» GOAL: Copy each line of the entries that contains the word "acute".

» GIVEN ENTRIES:
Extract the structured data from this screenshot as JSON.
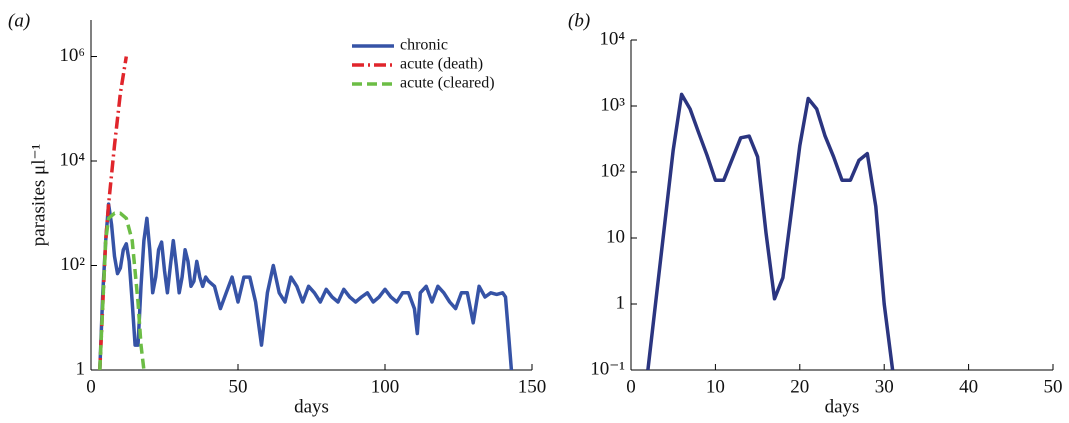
{
  "chart_data": [
    {
      "type": "line",
      "title": "(a)",
      "xlabel": "days",
      "ylabel": "parasites μl⁻¹",
      "yscale": "log",
      "xlim": [
        0,
        150
      ],
      "xticks": [
        0,
        50,
        100,
        150
      ],
      "ylim": [
        1,
        5000000
      ],
      "yticks": [
        1,
        {
          "value": 100,
          "label": "10²"
        },
        {
          "value": 10000,
          "label": "10⁴"
        },
        {
          "value": 1000000,
          "label": "10⁶"
        }
      ],
      "legend": "upper right",
      "series": [
        {
          "name": "chronic",
          "color": "#3653a6",
          "linestyle": "solid",
          "x": [
            3,
            4,
            5,
            6,
            7,
            8,
            9,
            10,
            11,
            12,
            13,
            14,
            15,
            16,
            17,
            18,
            19,
            20,
            21,
            22,
            23,
            24,
            25,
            26,
            27,
            28,
            29,
            30,
            31,
            32,
            33,
            34,
            35,
            36,
            37,
            38,
            39,
            40,
            42,
            44,
            46,
            48,
            50,
            52,
            54,
            56,
            58,
            60,
            62,
            64,
            66,
            68,
            70,
            72,
            74,
            76,
            78,
            80,
            82,
            84,
            86,
            88,
            90,
            92,
            94,
            96,
            98,
            100,
            102,
            104,
            106,
            108,
            110,
            111,
            112,
            114,
            116,
            118,
            120,
            122,
            124,
            126,
            128,
            130,
            132,
            134,
            136,
            138,
            140,
            141,
            142,
            143
          ],
          "values": [
            1,
            30,
            300,
            1500,
            600,
            150,
            70,
            90,
            200,
            260,
            120,
            20,
            3,
            3,
            40,
            300,
            800,
            200,
            30,
            60,
            200,
            280,
            80,
            30,
            100,
            300,
            100,
            30,
            60,
            200,
            120,
            40,
            50,
            120,
            60,
            40,
            60,
            50,
            40,
            15,
            30,
            60,
            20,
            60,
            60,
            20,
            3,
            30,
            100,
            30,
            20,
            60,
            40,
            20,
            40,
            30,
            20,
            35,
            25,
            20,
            35,
            25,
            20,
            25,
            30,
            20,
            25,
            35,
            25,
            20,
            30,
            30,
            15,
            5,
            30,
            40,
            20,
            40,
            30,
            20,
            15,
            30,
            30,
            8,
            40,
            25,
            30,
            28,
            30,
            25,
            5,
            1
          ]
        },
        {
          "name": "acute (death)",
          "color": "#e0252b",
          "linestyle": "dashdot",
          "x": [
            3,
            5,
            6,
            8,
            10,
            12
          ],
          "values": [
            1,
            300,
            1500,
            20000,
            200000,
            1000000
          ]
        },
        {
          "name": "acute (cleared)",
          "color": "#6cbd45",
          "linestyle": "dashed",
          "x": [
            3,
            5,
            6,
            8,
            10,
            12,
            14,
            16,
            17,
            18
          ],
          "values": [
            1,
            300,
            800,
            1000,
            1000,
            800,
            300,
            20,
            3,
            1
          ]
        }
      ]
    },
    {
      "type": "line",
      "title": "(b)",
      "xlabel": "days",
      "yscale": "log",
      "xlim": [
        0,
        50
      ],
      "xticks": [
        0,
        10,
        20,
        30,
        40,
        50
      ],
      "ylim": [
        0.1,
        10000
      ],
      "yticks": [
        {
          "value": 0.1,
          "label": "10⁻¹"
        },
        1,
        10,
        {
          "value": 100,
          "label": "10²"
        },
        {
          "value": 1000,
          "label": "10³"
        },
        {
          "value": 10000,
          "label": "10⁴"
        }
      ],
      "series": [
        {
          "color": "#2b3580",
          "linestyle": "solid",
          "x": [
            2,
            5,
            6,
            7,
            8,
            9,
            10,
            11,
            13,
            14,
            15,
            16,
            17,
            18,
            19,
            20,
            21,
            22,
            23,
            24,
            25,
            26,
            27,
            28,
            29,
            30,
            31
          ],
          "values": [
            0.1,
            215,
            1500,
            900,
            400,
            180,
            75,
            75,
            330,
            350,
            170,
            12,
            1.2,
            2.5,
            25,
            250,
            1300,
            900,
            350,
            170,
            75,
            75,
            150,
            190,
            30,
            1,
            0.1
          ]
        }
      ]
    }
  ]
}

» SOLUTION TO THIS EXERCISE:
          "name": "acute (death)",
          "name": "acute (cleared)",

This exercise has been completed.